> _RECORD EXTRACTS_:

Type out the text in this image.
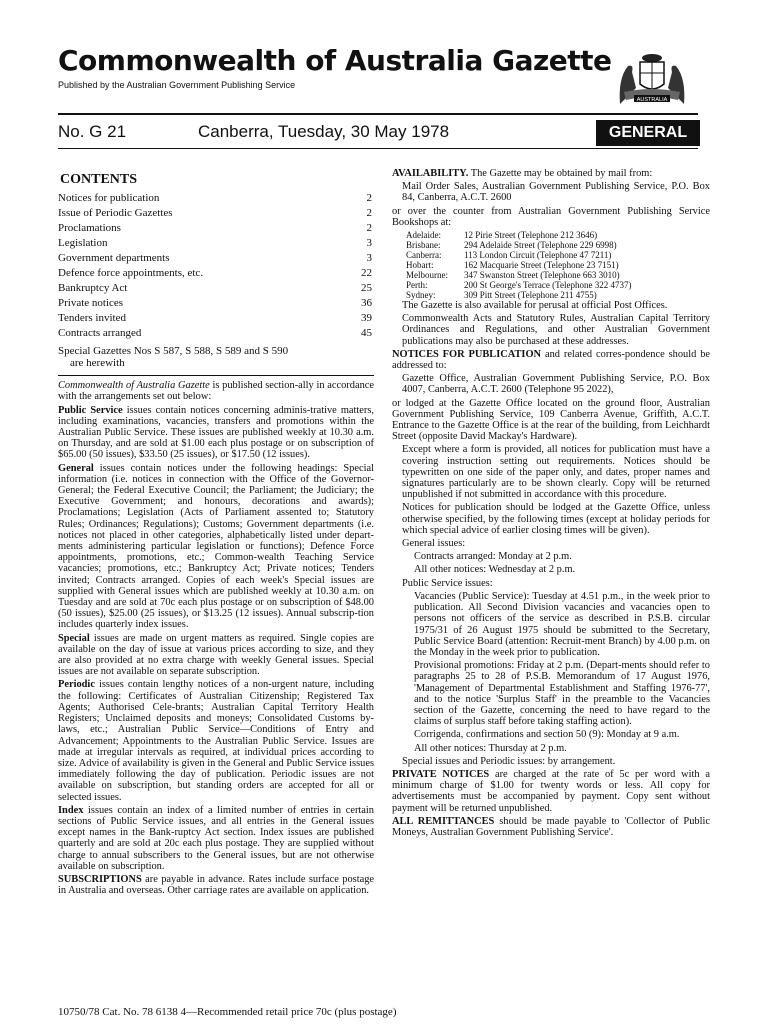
Commonwealth of Australia Gazette
Published by the Australian Government Publishing Service
AUSTRALIA
No. G 21	Canberra, Tuesday, 30 May 1978	GENERAL
CONTENTS
Notices for publication	2
Issue of Periodic Gazettes	2
Proclamations	2
Legislation	3
Government departments	3
Defence force appointments, etc.	22
Bankruptcy Act	25
Private notices	36
Tenders invited	39
Contracts arranged	45
Special Gazettes Nos S 587, S 588, S 589 and S 590
are herewith

Commonwealth of Australia Gazette is published section-ally in accordance with the arrangements set out below:

Public Service issues contain notices concerning adminis-trative matters, including examinations, vacancies, transfers and promotions within the Australian Public Service. These issues are published weekly at 10.30 a.m. on Thursday, and are sold at $1.00 each plus postage or on subscription of $65.00 (50 issues), $33.50 (25 issues), or $17.50 (12 issues).

General issues contain notices under the following headings: Special information (i.e. notices in connection with the Office of the Governor-General; the Federal Executive Council; the Parliament; the Judiciary; the Executive Government; and honours, decorations and awards); Proclamations; Legislation (Acts of Parliament assented to; Statutory Rules; Ordinances; Regulations); Customs; Government departments (i.e. notices not placed in other categories, alphabetically listed under depart-ments administering particular legislation or functions); Defence Force appointments, promotions, etc.; Common-wealth Teaching Service vacancies; promotions, etc.; Bankruptcy Act; Private notices; Tenders invited; Contracts arranged. Copies of each week's Special issues are supplied with General issues which are published weekly at 10.30 a.m. on Tuesday and are sold at 70c each plus postage or on subscription of $48.00 (50 issues), $25.00 (25 issues), or $13.25 (12 issues). Annual subscrip-tion includes quarterly index issues.

Special issues are made on urgent matters as required. Single copies are available on the day of issue at various prices according to size, and they are also provided at no extra charge with weekly General issues. Special issues are not available on separate subscription.

Periodic issues contain lengthy notices of a non-urgent nature, including the following: Certificates of Australian Citizenship; Registered Tax Agents; Authorised Cele-brants; Australian Capital Territory Health Registers; Unclaimed deposits and moneys; Consolidated Customs by-laws, etc.; Australian Public Service—Conditions of Entry and Advancement; Appointments to the Australian Public Service. Issues are made at irregular intervals as required, at individual prices according to size. Advice of availability is given in the General and Public Service issues immediately following the day of publication. Periodic issues are not available on subscription, but standing orders are accepted for all or selected issues.

Index issues contain an index of a limited number of entries in certain sections of Public Service issues, and all entries in the General issues except names in the Bank-ruptcy Act section. Index issues are published quarterly and are sold at 20c each plus postage. They are supplied without charge to annual subscribers to the General issues, but are not otherwise available on subscription.

SUBSCRIPTIONS are payable in advance. Rates include surface postage in Australia and overseas. Other carriage rates are available on application.

AVAILABILITY. The Gazette may be obtained by mail from:

Mail Order Sales, Australian Government Publishing Service, P.O. Box 84, Canberra, A.C.T. 2600

or over the counter from Australian Government Publishing Service Bookshops at:

Adelaide:	12 Pirie Street (Telephone 212 3646)
Brisbane:	294 Adelaide Street (Telephone 229 6998)
Canberra:	113 London Circuit (Telephone 47 7211)
Hobart:	162 Macquarie Street (Telephone 23 7151)
Melbourne:	347 Swanston Street (Telephone 663 3010)
Perth:	200 St George's Terrace (Telephone 322 4737)
Sydney:	309 Pitt Street (Telephone 211 4755)

The Gazette is also available for perusal at official Post Offices.

Commonwealth Acts and Statutory Rules, Australian Capital Territory Ordinances and Regulations, and other Australian Government publications may also be purchased at these addresses.

NOTICES FOR PUBLICATION and related corres-pondence should be addressed to:

Gazette Office, Australian Government Publishing Service, P.O. Box 4007, Canberra, A.C.T. 2600 (Telephone 95 2022),

or lodged at the Gazette Office located on the ground floor, Australian Government Publishing Service, 109 Canberra Avenue, Griffith, A.C.T. Entrance to the Gazette Office is at the rear of the building, from Leichhardt Street (opposite David Mackay's Hardware).

Except where a form is provided, all notices for publication must have a covering instruction setting out requirements. Notices should be typewritten on one side of the paper only, and dates, proper names and signatures particularly are to be shown clearly. Copy will be returned unpublished if not submitted in accordance with this procedure.

Notices for publication should be lodged at the Gazette Office, unless otherwise specified, by the following times (except at holiday periods for which special advice of earlier closing times will be given).

General issues:

Contracts arranged: Monday at 2 p.m.

All other notices: Wednesday at 2 p.m.

Public Service issues:

Vacancies (Public Service): Tuesday at 4.51 p.m., in the week prior to publication. All Second Division vacancies and vacancies open to persons not officers of the service as described in P.S.B. circular 1975/31 of 26 August 1975 should be submitted to the Secretary, Public Service Board (attention: Recruit-ment Branch) by 4.00 p.m. on the Monday in the week prior to publication.

Provisional promotions: Friday at 2 p.m. (Depart-ments should refer to paragraphs 25 to 28 of P.S.B. Memorandum of 17 August 1976, 'Management of Departmental Establishment and Staffing 1976-77', and to the notice 'Surplus Staff' in the preamble to the Vacancies section of the Gazette, concerning the need to have regard to the claims of surplus staff before taking staffing action).

Corrigenda, confirmations and section 50 (9): Monday at 9 a.m.

All other notices: Thursday at 2 p.m.

Special issues and Periodic issues: by arrangement.

PRIVATE NOTICES are charged at the rate of 5c per word with a minimum charge of $1.00 for twenty words or less. All copy for advertisements must be accompanied by payment. Copy sent without payment will be returned unpublished.

ALL REMITTANCES should be made payable to 'Collector of Public Moneys, Australian Government Publishing Service'.

10750/78 Cat. No. 78 6138 4—Recommended retail price 70c (plus postage)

> _WHAT THIS TASK INVOLVES_:
Images do not belong in the copy; reproduce all other parts of the records above verbatim.

> _FINAL RESULT_:
Type out the text in this image.
Commonwealth of Australia Gazette
Published by the Australian Government Publishing Service
AUSTRALIA
No. G 21	Canberra, Tuesday, 30 May 1978	GENERAL
CONTENTS
Notices for publication	2
Issue of Periodic Gazettes	2
Proclamations	2
Legislation	3
Government departments	3
Defence force appointments, etc.	22
Bankruptcy Act	25
Private notices	36
Tenders invited	39
Contracts arranged	45
Special Gazettes Nos S 587, S 588, S 589 and S 590
are herewith

Commonwealth of Australia Gazette is published section-ally in accordance with the arrangements set out below:

Public Service issues contain notices concerning adminis-trative matters, including examinations, vacancies, transfers and promotions within the Australian Public Service. These issues are published weekly at 10.30 a.m. on Thursday, and are sold at $1.00 each plus postage or on subscription of $65.00 (50 issues), $33.50 (25 issues), or $17.50 (12 issues).

General issues contain notices under the following headings: Special information (i.e. notices in connection with the Office of the Governor-General; the Federal Executive Council; the Parliament; the Judiciary; the Executive Government; and honours, decorations and awards); Proclamations; Legislation (Acts of Parliament assented to; Statutory Rules; Ordinances; Regulations); Customs; Government departments (i.e. notices not placed in other categories, alphabetically listed under depart-ments administering particular legislation or functions); Defence Force appointments, promotions, etc.; Common-wealth Teaching Service vacancies; promotions, etc.; Bankruptcy Act; Private notices; Tenders invited; Contracts arranged. Copies of each week's Special issues are supplied with General issues which are published weekly at 10.30 a.m. on Tuesday and are sold at 70c each plus postage or on subscription of $48.00 (50 issues), $25.00 (25 issues), or $13.25 (12 issues). Annual subscrip-tion includes quarterly index issues.

Special issues are made on urgent matters as required. Single copies are available on the day of issue at various prices according to size, and they are also provided at no extra charge with weekly General issues. Special issues are not available on separate subscription.

Periodic issues contain lengthy notices of a non-urgent nature, including the following: Certificates of Australian Citizenship; Registered Tax Agents; Authorised Cele-brants; Australian Capital Territory Health Registers; Unclaimed deposits and moneys; Consolidated Customs by-laws, etc.; Australian Public Service—Conditions of Entry and Advancement; Appointments to the Australian Public Service. Issues are made at irregular intervals as required, at individual prices according to size. Advice of availability is given in the General and Public Service issues immediately following the day of publication. Periodic issues are not available on subscription, but standing orders are accepted for all or selected issues.

Index issues contain an index of a limited number of entries in certain sections of Public Service issues, and all entries in the General issues except names in the Bank-ruptcy Act section. Index issues are published quarterly and are sold at 20c each plus postage. They are supplied without charge to annual subscribers to the General issues, but are not otherwise available on subscription.

SUBSCRIPTIONS are payable in advance. Rates include surface postage in Australia and overseas. Other carriage rates are available on application.

AVAILABILITY. The Gazette may be obtained by mail from:

Mail Order Sales, Australian Government Publishing Service, P.O. Box 84, Canberra, A.C.T. 2600

or over the counter from Australian Government Publishing Service Bookshops at:

Adelaide:	12 Pirie Street (Telephone 212 3646)
Brisbane:	294 Adelaide Street (Telephone 229 6998)
Canberra:	113 London Circuit (Telephone 47 7211)
Hobart:	162 Macquarie Street (Telephone 23 7151)
Melbourne:	347 Swanston Street (Telephone 663 3010)
Perth:	200 St George's Terrace (Telephone 322 4737)
Sydney:	309 Pitt Street (Telephone 211 4755)

The Gazette is also available for perusal at official Post Offices.

Commonwealth Acts and Statutory Rules, Australian Capital Territory Ordinances and Regulations, and other Australian Government publications may also be purchased at these addresses.

NOTICES FOR PUBLICATION and related corres-pondence should be addressed to:

Gazette Office, Australian Government Publishing Service, P.O. Box 4007, Canberra, A.C.T. 2600 (Telephone 95 2022),

or lodged at the Gazette Office located on the ground floor, Australian Government Publishing Service, 109 Canberra Avenue, Griffith, A.C.T. Entrance to the Gazette Office is at the rear of the building, from Leichhardt Street (opposite David Mackay's Hardware).

Except where a form is provided, all notices for publication must have a covering instruction setting out requirements. Notices should be typewritten on one side of the paper only, and dates, proper names and signatures particularly are to be shown clearly. Copy will be returned unpublished if not submitted in accordance with this procedure.

Notices for publication should be lodged at the Gazette Office, unless otherwise specified, by the following times (except at holiday periods for which special advice of earlier closing times will be given).

General issues:

Contracts arranged: Monday at 2 p.m.

All other notices: Wednesday at 2 p.m.

Public Service issues:

Vacancies (Public Service): Tuesday at 4.51 p.m., in the week prior to publication. All Second Division vacancies and vacancies open to persons not officers of the service as described in P.S.B. circular 1975/31 of 26 August 1975 should be submitted to the Secretary, Public Service Board (attention: Recruit-ment Branch) by 4.00 p.m. on the Monday in the week prior to publication.

Provisional promotions: Friday at 2 p.m. (Depart-ments should refer to paragraphs 25 to 28 of P.S.B. Memorandum of 17 August 1976, 'Management of Departmental Establishment and Staffing 1976-77', and to the notice 'Surplus Staff' in the preamble to the Vacancies section of the Gazette, concerning the need to have regard to the claims of surplus staff before taking staffing action).

Corrigenda, confirmations and section 50 (9): Monday at 9 a.m.

All other notices: Thursday at 2 p.m.

Special issues and Periodic issues: by arrangement.

PRIVATE NOTICES are charged at the rate of 5c per word with a minimum charge of $1.00 for twenty words or less. All copy for advertisements must be accompanied by payment. Copy sent without payment will be returned unpublished.

ALL REMITTANCES should be made payable to 'Collector of Public Moneys, Australian Government Publishing Service'.

10750/78 Cat. No. 78 6138 4—Recommended retail price 70c (plus postage)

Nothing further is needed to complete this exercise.